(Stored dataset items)
--------
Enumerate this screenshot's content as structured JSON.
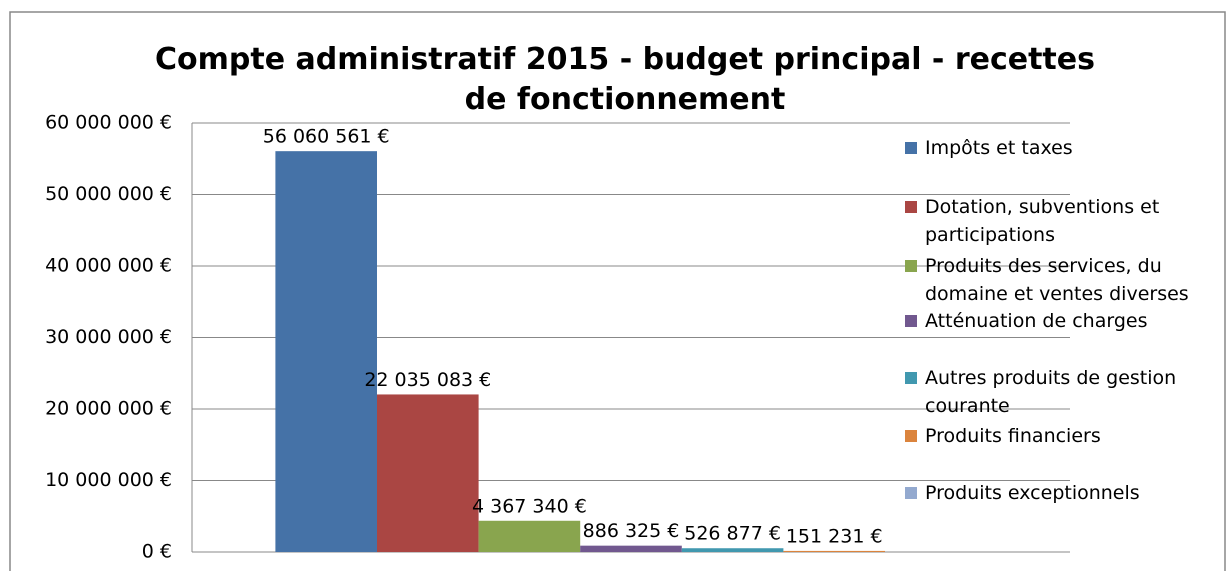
{
  "chart_data": {
    "type": "bar",
    "title": "Compte administratif 2015 - budget principal - recettes de fonctionnement",
    "categories": [
      null
    ],
    "series": [
      {
        "name": "Impôts et taxes",
        "color": "#4572a7",
        "values": [
          56060561
        ],
        "value_labels": [
          "56 060 561 €"
        ]
      },
      {
        "name": "Dotation, subventions et participations",
        "color": "#aa4643",
        "values": [
          22035083
        ],
        "value_labels": [
          "22 035 083 €"
        ]
      },
      {
        "name": "Produits des services, du domaine et ventes diverses",
        "color": "#89a54e",
        "values": [
          4367340
        ],
        "value_labels": [
          "4 367 340 €"
        ]
      },
      {
        "name": "Atténuation de charges",
        "color": "#71588f",
        "values": [
          886325
        ],
        "value_labels": [
          "886 325 €"
        ]
      },
      {
        "name": "Autres produits de gestion courante",
        "color": "#4198af",
        "values": [
          526877
        ],
        "value_labels": [
          "526 877 €"
        ]
      },
      {
        "name": "Produits financiers",
        "color": "#db843d",
        "values": [
          151231
        ],
        "value_labels": [
          "151 231 €"
        ]
      },
      {
        "name": "Produits exceptionnels",
        "color": "#93a9cf",
        "values": [
          null
        ],
        "value_labels": [
          null
        ]
      }
    ],
    "ylim": [
      0,
      60000000
    ],
    "yticks": [
      {
        "value": 0,
        "label": "0 €"
      },
      {
        "value": 10000000,
        "label": "10 000 000 €"
      },
      {
        "value": 20000000,
        "label": "20 000 000 €"
      },
      {
        "value": 30000000,
        "label": "30 000 000 €"
      },
      {
        "value": 40000000,
        "label": "40 000 000 €"
      },
      {
        "value": 50000000,
        "label": "50 000 000 €"
      },
      {
        "value": 60000000,
        "label": "60 000 000 €"
      }
    ],
    "grid": true,
    "legend": "right"
  }
}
--------
• _Task instructions_
Every line of the data should be copied as it stands, without the images.

• _Reply to the task_
Enumerate this screenshot's content as structured JSON.
{
  "chart_data": {
    "type": "bar",
    "title": "Compte administratif 2015 - budget principal - recettes de fonctionnement",
    "categories": [
      null
    ],
    "series": [
      {
        "name": "Impôts et taxes",
        "color": "#4572a7",
        "values": [
          56060561
        ],
        "value_labels": [
          "56 060 561 €"
        ]
      },
      {
        "name": "Dotation, subventions et participations",
        "color": "#aa4643",
        "values": [
          22035083
        ],
        "value_labels": [
          "22 035 083 €"
        ]
      },
      {
        "name": "Produits des services, du domaine et ventes diverses",
        "color": "#89a54e",
        "values": [
          4367340
        ],
        "value_labels": [
          "4 367 340 €"
        ]
      },
      {
        "name": "Atténuation de charges",
        "color": "#71588f",
        "values": [
          886325
        ],
        "value_labels": [
          "886 325 €"
        ]
      },
      {
        "name": "Autres produits de gestion courante",
        "color": "#4198af",
        "values": [
          526877
        ],
        "value_labels": [
          "526 877 €"
        ]
      },
      {
        "name": "Produits financiers",
        "color": "#db843d",
        "values": [
          151231
        ],
        "value_labels": [
          "151 231 €"
        ]
      },
      {
        "name": "Produits exceptionnels",
        "color": "#93a9cf",
        "values": [
          null
        ],
        "value_labels": [
          null
        ]
      }
    ],
    "ylim": [
      0,
      60000000
    ],
    "yticks": [
      {
        "value": 0,
        "label": "0 €"
      },
      {
        "value": 10000000,
        "label": "10 000 000 €"
      },
      {
        "value": 20000000,
        "label": "20 000 000 €"
      },
      {
        "value": 30000000,
        "label": "30 000 000 €"
      },
      {
        "value": 40000000,
        "label": "40 000 000 €"
      },
      {
        "value": 50000000,
        "label": "50 000 000 €"
      },
      {
        "value": 60000000,
        "label": "60 000 000 €"
      }
    ],
    "grid": true,
    "legend": "right"
  }
}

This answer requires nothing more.